GIVEN TASK. Show only lines that include "Temperature".

EXTRACTED INFORMATION.
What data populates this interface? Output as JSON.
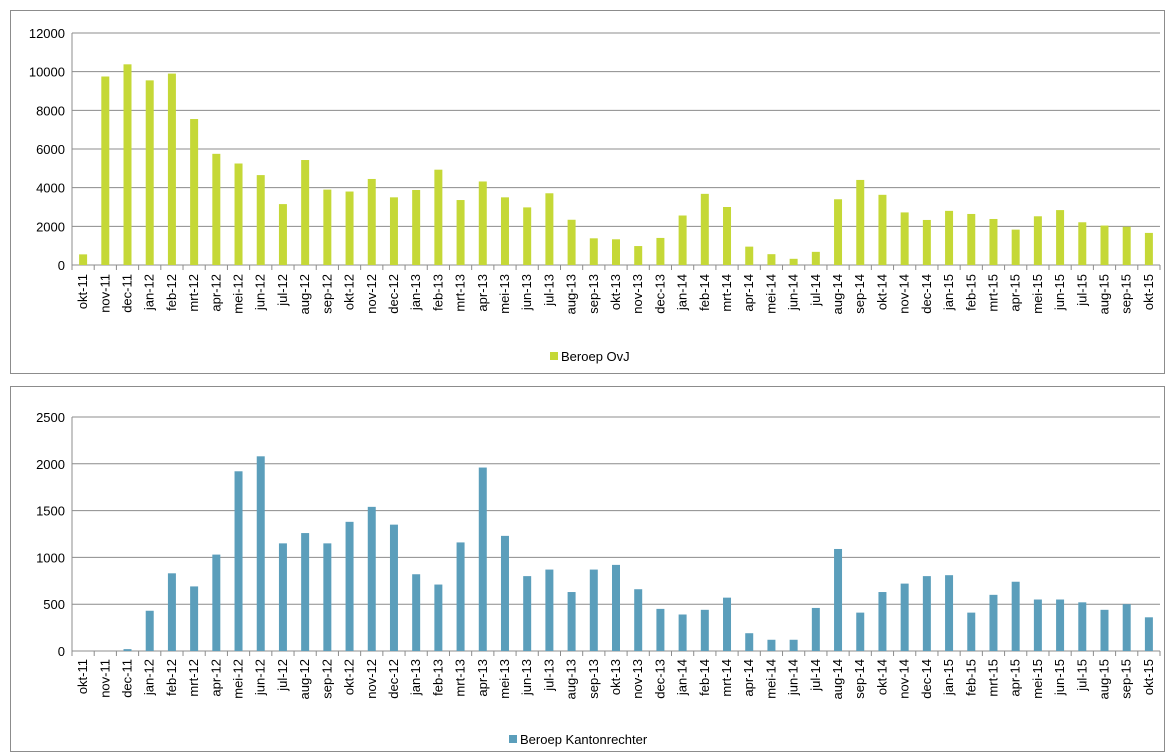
{
  "chart_data": [
    {
      "type": "bar",
      "title": "",
      "xlabel": "",
      "ylabel": "",
      "ylim": [
        0,
        12000
      ],
      "yticks": [
        0,
        2000,
        4000,
        6000,
        8000,
        10000,
        12000
      ],
      "grid": true,
      "legend_position": "bottom",
      "categories": [
        "okt-11",
        "nov-11",
        "dec-11",
        "jan-12",
        "feb-12",
        "mrt-12",
        "apr-12",
        "mei-12",
        "jun-12",
        "jul-12",
        "aug-12",
        "sep-12",
        "okt-12",
        "nov-12",
        "dec-12",
        "jan-13",
        "feb-13",
        "mrt-13",
        "apr-13",
        "mei-13",
        "jun-13",
        "jul-13",
        "aug-13",
        "sep-13",
        "okt-13",
        "nov-13",
        "dec-13",
        "jan-14",
        "feb-14",
        "mrt-14",
        "apr-14",
        "mei-14",
        "jun-14",
        "jul-14",
        "aug-14",
        "sep-14",
        "okt-14",
        "nov-14",
        "dec-14",
        "jan-15",
        "feb-15",
        "mrt-15",
        "apr-15",
        "mei-15",
        "jun-15",
        "jul-15",
        "aug-15",
        "sep-15",
        "okt-15"
      ],
      "series": [
        {
          "name": "Beroep OvJ",
          "color": "#c5d837",
          "values": [
            550,
            9750,
            10380,
            9550,
            9900,
            7550,
            5750,
            5250,
            4650,
            3150,
            5430,
            3900,
            3800,
            4450,
            3500,
            3880,
            4930,
            3360,
            4320,
            3500,
            2980,
            3710,
            2340,
            1380,
            1330,
            980,
            1400,
            2560,
            3680,
            3000,
            950,
            560,
            320,
            680,
            3400,
            4400,
            3630,
            2720,
            2330,
            2800,
            2640,
            2380,
            1830,
            2520,
            2840,
            2210,
            2040,
            1980,
            1660
          ]
        }
      ]
    },
    {
      "type": "bar",
      "title": "",
      "xlabel": "",
      "ylabel": "",
      "ylim": [
        0,
        2500
      ],
      "yticks": [
        0,
        500,
        1000,
        1500,
        2000,
        2500
      ],
      "grid": true,
      "legend_position": "bottom",
      "categories": [
        "okt-11",
        "nov-11",
        "dec-11",
        "jan-12",
        "feb-12",
        "mrt-12",
        "apr-12",
        "mei-12",
        "jun-12",
        "jul-12",
        "aug-12",
        "sep-12",
        "okt-12",
        "nov-12",
        "dec-12",
        "jan-13",
        "feb-13",
        "mrt-13",
        "apr-13",
        "mei-13",
        "jun-13",
        "jul-13",
        "aug-13",
        "sep-13",
        "okt-13",
        "nov-13",
        "dec-13",
        "jan-14",
        "feb-14",
        "mrt-14",
        "apr-14",
        "mei-14",
        "jun-14",
        "jul-14",
        "aug-14",
        "sep-14",
        "okt-14",
        "nov-14",
        "dec-14",
        "jan-15",
        "feb-15",
        "mrt-15",
        "apr-15",
        "mei-15",
        "jun-15",
        "jul-15",
        "aug-15",
        "sep-15",
        "okt-15"
      ],
      "series": [
        {
          "name": "Beroep Kantonrechter",
          "color": "#5b9ebb",
          "values": [
            0,
            0,
            20,
            430,
            830,
            690,
            1030,
            1920,
            2080,
            1150,
            1260,
            1150,
            1380,
            1540,
            1350,
            820,
            710,
            1160,
            1960,
            1230,
            800,
            870,
            630,
            870,
            920,
            660,
            450,
            390,
            440,
            570,
            190,
            120,
            120,
            460,
            1090,
            410,
            630,
            720,
            800,
            810,
            410,
            600,
            740,
            550,
            550,
            520,
            440,
            500,
            360
          ]
        }
      ]
    }
  ]
}
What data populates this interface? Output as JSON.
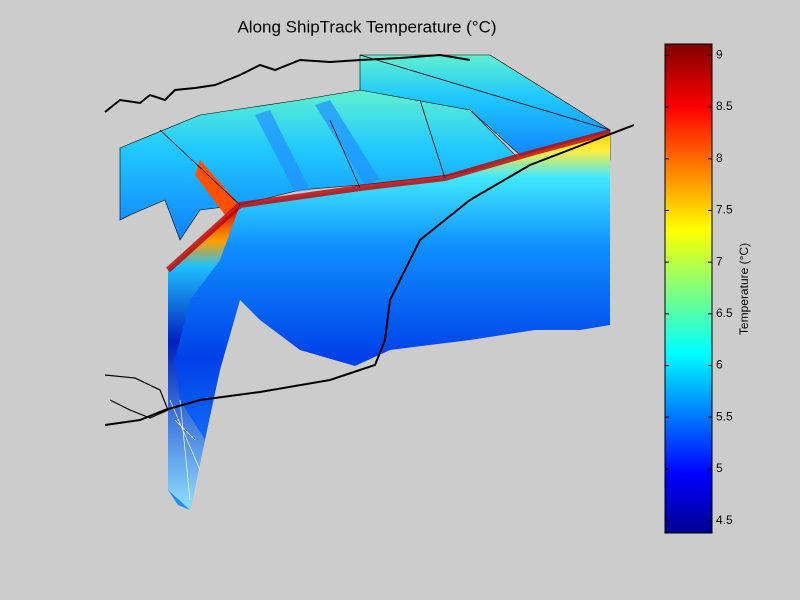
{
  "chart_data": {
    "type": "colorbar-surface",
    "title": "Along ShipTrack Temperature (°C)",
    "colorbar": {
      "label": "Temperature (°C)",
      "clim": [
        4.38,
        9.11
      ],
      "ticks": [
        4.5,
        5,
        5.5,
        6,
        6.5,
        7,
        7.5,
        8,
        8.5,
        9
      ]
    }
  }
}
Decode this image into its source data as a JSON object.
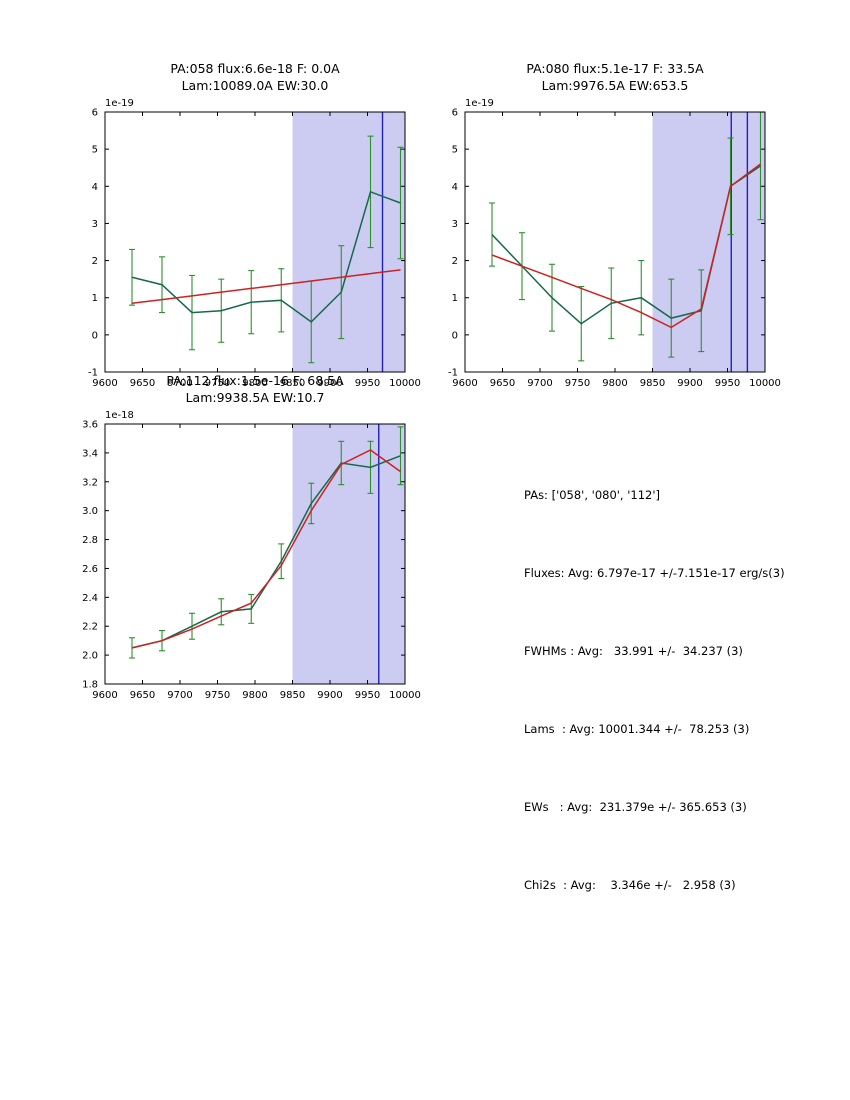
{
  "figure": {
    "background": "#ffffff"
  },
  "summary": {
    "lines": [
      "PAs: ['058', '080', '112']",
      "Fluxes: Avg: 6.797e-17 +/-7.151e-17 erg/s(3)",
      "FWHMs : Avg:   33.991 +/-  34.237 (3)",
      "Lams  : Avg: 10001.344 +/-  78.253 (3)",
      "EWs   : Avg:  231.379e +/- 365.653 (3)",
      "Chi2s  : Avg:    3.346e +/-   2.958 (3)"
    ]
  },
  "chart_data": [
    {
      "type": "line",
      "title_line1": "PA:058 flux:6.6e-18 F: 0.0A",
      "title_line2": "Lam:10089.0A EW:30.0",
      "offset_label": "1e-19",
      "xlim": [
        9600,
        10000
      ],
      "ylim": [
        -1,
        6
      ],
      "xticks": [
        9600,
        9650,
        9700,
        9750,
        9800,
        9850,
        9900,
        9950,
        10000
      ],
      "xticklabels": [
        "9600",
        "9650",
        "9700",
        "9750",
        "9800",
        "9850",
        "9900",
        "9950",
        "10000"
      ],
      "yticks": [
        -1,
        0,
        1,
        2,
        3,
        4,
        5,
        6
      ],
      "yticklabels": [
        "-1",
        "0",
        "1",
        "2",
        "3",
        "4",
        "5",
        "6"
      ],
      "shade": [
        9850,
        10000
      ],
      "vlines": [
        9970
      ],
      "colors": {
        "shade": "#ccccf3",
        "vline": "#2020c0",
        "errorbar": "#2f8f2f"
      },
      "grid": false,
      "legend": "none",
      "x": [
        9636,
        9676,
        9716,
        9755,
        9795,
        9835,
        9875,
        9915,
        9954,
        9994
      ],
      "series": [
        {
          "name": "spectrum",
          "color": "#16694b",
          "values": [
            1.55,
            1.35,
            0.6,
            0.65,
            0.88,
            0.93,
            0.35,
            1.15,
            3.85,
            3.55
          ],
          "errors": [
            0.75,
            0.75,
            1.0,
            0.85,
            0.85,
            0.85,
            1.1,
            1.25,
            1.5,
            1.5
          ]
        },
        {
          "name": "fit",
          "color": "#cc2222",
          "values": [
            0.85,
            0.95,
            1.05,
            1.15,
            1.25,
            1.35,
            1.45,
            1.55,
            1.65,
            1.75
          ]
        }
      ]
    },
    {
      "type": "line",
      "title_line1": "PA:080 flux:5.1e-17 F: 33.5A",
      "title_line2": "Lam:9976.5A EW:653.5",
      "offset_label": "1e-19",
      "xlim": [
        9600,
        10000
      ],
      "ylim": [
        -1,
        6
      ],
      "xticks": [
        9600,
        9650,
        9700,
        9750,
        9800,
        9850,
        9900,
        9950,
        10000
      ],
      "xticklabels": [
        "9600",
        "9650",
        "9700",
        "9750",
        "9800",
        "9850",
        "9900",
        "9950",
        "10000"
      ],
      "yticks": [
        -1,
        0,
        1,
        2,
        3,
        4,
        5,
        6
      ],
      "yticklabels": [
        "-1",
        "0",
        "1",
        "2",
        "3",
        "4",
        "5",
        "6"
      ],
      "shade": [
        9850,
        10000
      ],
      "vlines": [
        9955,
        9976.5
      ],
      "colors": {
        "shade": "#ccccf3",
        "vline": "#2020c0",
        "errorbar": "#2f8f2f"
      },
      "grid": false,
      "legend": "none",
      "x": [
        9636,
        9676,
        9716,
        9755,
        9795,
        9835,
        9875,
        9915,
        9954,
        9994
      ],
      "series": [
        {
          "name": "spectrum",
          "color": "#16694b",
          "values": [
            2.7,
            1.85,
            1.0,
            0.3,
            0.85,
            1.0,
            0.45,
            0.65,
            4.0,
            4.55
          ],
          "errors": [
            0.85,
            0.9,
            0.9,
            1.0,
            0.95,
            1.0,
            1.05,
            1.1,
            1.3,
            1.45
          ]
        },
        {
          "name": "fit",
          "color": "#cc2222",
          "values": [
            2.15,
            1.85,
            1.55,
            1.25,
            0.95,
            0.6,
            0.2,
            0.7,
            4.0,
            4.6
          ]
        }
      ]
    },
    {
      "type": "line",
      "title_line1": "PA:112 flux:1.5e-16 F: 68.5A",
      "title_line2": "Lam:9938.5A EW:10.7",
      "offset_label": "1e-18",
      "xlim": [
        9600,
        10000
      ],
      "ylim": [
        1.8,
        3.6
      ],
      "xticks": [
        9600,
        9650,
        9700,
        9750,
        9800,
        9850,
        9900,
        9950,
        10000
      ],
      "xticklabels": [
        "9600",
        "9650",
        "9700",
        "9750",
        "9800",
        "9850",
        "9900",
        "9950",
        "10000"
      ],
      "yticks": [
        1.8,
        2.0,
        2.2,
        2.4,
        2.6,
        2.8,
        3.0,
        3.2,
        3.4,
        3.6
      ],
      "yticklabels": [
        "1.8",
        "2.0",
        "2.2",
        "2.4",
        "2.6",
        "2.8",
        "3.0",
        "3.2",
        "3.4",
        "3.6"
      ],
      "shade": [
        9850,
        10000
      ],
      "vlines": [
        9965
      ],
      "colors": {
        "shade": "#ccccf3",
        "vline": "#2020c0",
        "errorbar": "#2f8f2f"
      },
      "grid": false,
      "legend": "none",
      "x": [
        9636,
        9676,
        9716,
        9755,
        9795,
        9835,
        9875,
        9915,
        9954,
        9994
      ],
      "series": [
        {
          "name": "spectrum",
          "color": "#16694b",
          "values": [
            2.05,
            2.1,
            2.2,
            2.3,
            2.32,
            2.65,
            3.05,
            3.33,
            3.3,
            3.38
          ],
          "errors": [
            0.07,
            0.07,
            0.09,
            0.09,
            0.1,
            0.12,
            0.14,
            0.15,
            0.18,
            0.2
          ]
        },
        {
          "name": "fit",
          "color": "#cc2222",
          "values": [
            2.05,
            2.1,
            2.18,
            2.27,
            2.36,
            2.62,
            3.0,
            3.32,
            3.42,
            3.27
          ]
        }
      ]
    }
  ]
}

RESULT OF THIS TASK.
    "title": "Along ShipTrack Temperature (°C)",
      "label": "Temperature (°C)",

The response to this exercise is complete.